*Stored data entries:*

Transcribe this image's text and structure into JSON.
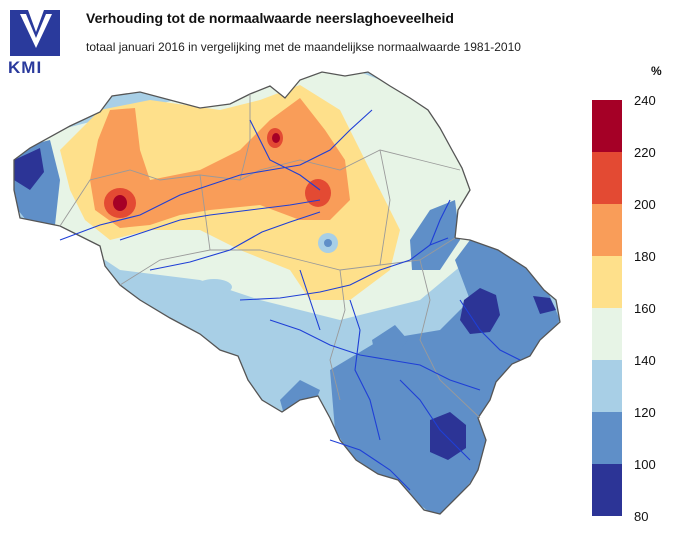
{
  "header": {
    "logo_text": "KMI",
    "title": "Verhouding tot de normaalwaarde neerslaghoeveelheid",
    "subtitle": "totaal januari 2016 in vergelijking met de maandelijkse normaalwaarde 1981-2010"
  },
  "legend": {
    "unit": "%",
    "ticks": [
      "240",
      "220",
      "200",
      "180",
      "160",
      "140",
      "120",
      "100",
      "80"
    ],
    "classes": [
      {
        "range": "220-240",
        "color": "#a50026"
      },
      {
        "range": "200-220",
        "color": "#e34a33"
      },
      {
        "range": "180-200",
        "color": "#f99d59"
      },
      {
        "range": "160-180",
        "color": "#fee08b"
      },
      {
        "range": "140-160",
        "color": "#e7f4e6"
      },
      {
        "range": "120-140",
        "color": "#a8cfe6"
      },
      {
        "range": "100-120",
        "color": "#5f8fc8"
      },
      {
        "range": "80-100",
        "color": "#2c3496"
      }
    ]
  }
}
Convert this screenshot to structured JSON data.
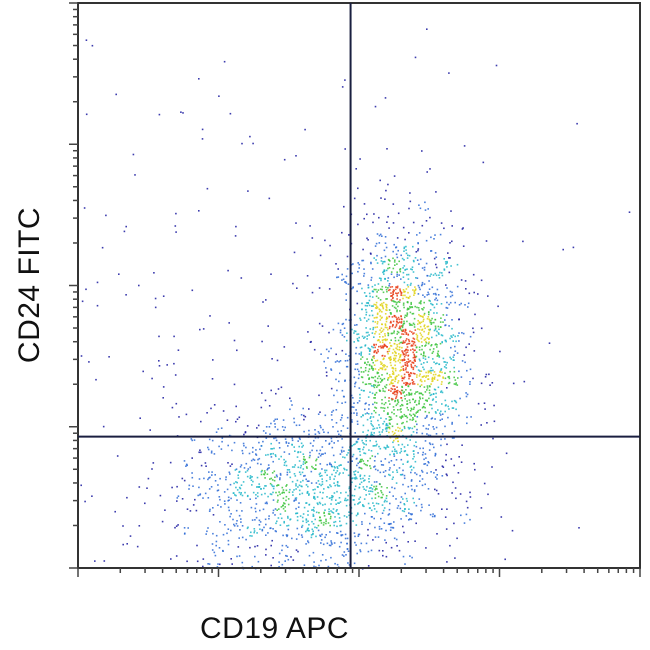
{
  "chart_data": {
    "type": "scatter",
    "subtype": "flow cytometry density dot plot",
    "xlabel": "CD19 APC",
    "ylabel": "CD24 FITC",
    "x_scale": "log (4 decades, tick labels not printed)",
    "y_scale": "log (4 decades, tick labels not printed)",
    "xlim_decades": [
      0,
      4
    ],
    "ylim_decades": [
      0,
      4
    ],
    "quadrant_gate": {
      "x": 1.94,
      "y": 0.93
    },
    "grid": false,
    "legend": "none",
    "density_colors": [
      "#1a1aa0",
      "#2d6bd6",
      "#22b7c9",
      "#3cc43c",
      "#e0d21a",
      "#e8401a"
    ],
    "populations": [
      {
        "quadrant": "upper-right (CD19+ CD24+)",
        "center": [
          2.29,
          1.5
        ],
        "spread": [
          0.22,
          0.45
        ],
        "events": 1900
      },
      {
        "quadrant": "lower-left / lower-right (CD19 dim, CD24 low)",
        "center": [
          1.6,
          0.55
        ],
        "spread": [
          0.45,
          0.28
        ],
        "events": 1200
      },
      {
        "quadrant": "scattered background",
        "center": [
          1.6,
          1.6
        ],
        "spread": [
          1.1,
          1.1
        ],
        "events": 250
      }
    ]
  }
}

*What you have to do:*
Quote all the records verbatim, dropping any pictures from your copy.

*Output of the exercise:*
Transcribe this image's text and structure into JSON.
{
  "header": {
    "logo_text": "KMI",
    "title": "Verhouding tot de normaalwaarde neerslaghoeveelheid",
    "subtitle": "totaal januari 2016 in vergelijking met de maandelijkse normaalwaarde 1981-2010"
  },
  "legend": {
    "unit": "%",
    "ticks": [
      "240",
      "220",
      "200",
      "180",
      "160",
      "140",
      "120",
      "100",
      "80"
    ],
    "classes": [
      {
        "range": "220-240",
        "color": "#a50026"
      },
      {
        "range": "200-220",
        "color": "#e34a33"
      },
      {
        "range": "180-200",
        "color": "#f99d59"
      },
      {
        "range": "160-180",
        "color": "#fee08b"
      },
      {
        "range": "140-160",
        "color": "#e7f4e6"
      },
      {
        "range": "120-140",
        "color": "#a8cfe6"
      },
      {
        "range": "100-120",
        "color": "#5f8fc8"
      },
      {
        "range": "80-100",
        "color": "#2c3496"
      }
    ]
  }
}
Convert this screenshot to structured JSON data.
{
  "chart_data": {
    "type": "scatter",
    "subtype": "flow cytometry density dot plot",
    "xlabel": "CD19 APC",
    "ylabel": "CD24 FITC",
    "x_scale": "log (4 decades, tick labels not printed)",
    "y_scale": "log (4 decades, tick labels not printed)",
    "xlim_decades": [
      0,
      4
    ],
    "ylim_decades": [
      0,
      4
    ],
    "quadrant_gate": {
      "x": 1.94,
      "y": 0.93
    },
    "grid": false,
    "legend": "none",
    "density_colors": [
      "#1a1aa0",
      "#2d6bd6",
      "#22b7c9",
      "#3cc43c",
      "#e0d21a",
      "#e8401a"
    ],
    "populations": [
      {
        "quadrant": "upper-right (CD19+ CD24+)",
        "center": [
          2.29,
          1.5
        ],
        "spread": [
          0.22,
          0.45
        ],
        "events": 1900
      },
      {
        "quadrant": "lower-left / lower-right (CD19 dim, CD24 low)",
        "center": [
          1.6,
          0.55
        ],
        "spread": [
          0.45,
          0.28
        ],
        "events": 1200
      },
      {
        "quadrant": "scattered background",
        "center": [
          1.6,
          1.6
        ],
        "spread": [
          1.1,
          1.1
        ],
        "events": 250
      }
    ]
  }
}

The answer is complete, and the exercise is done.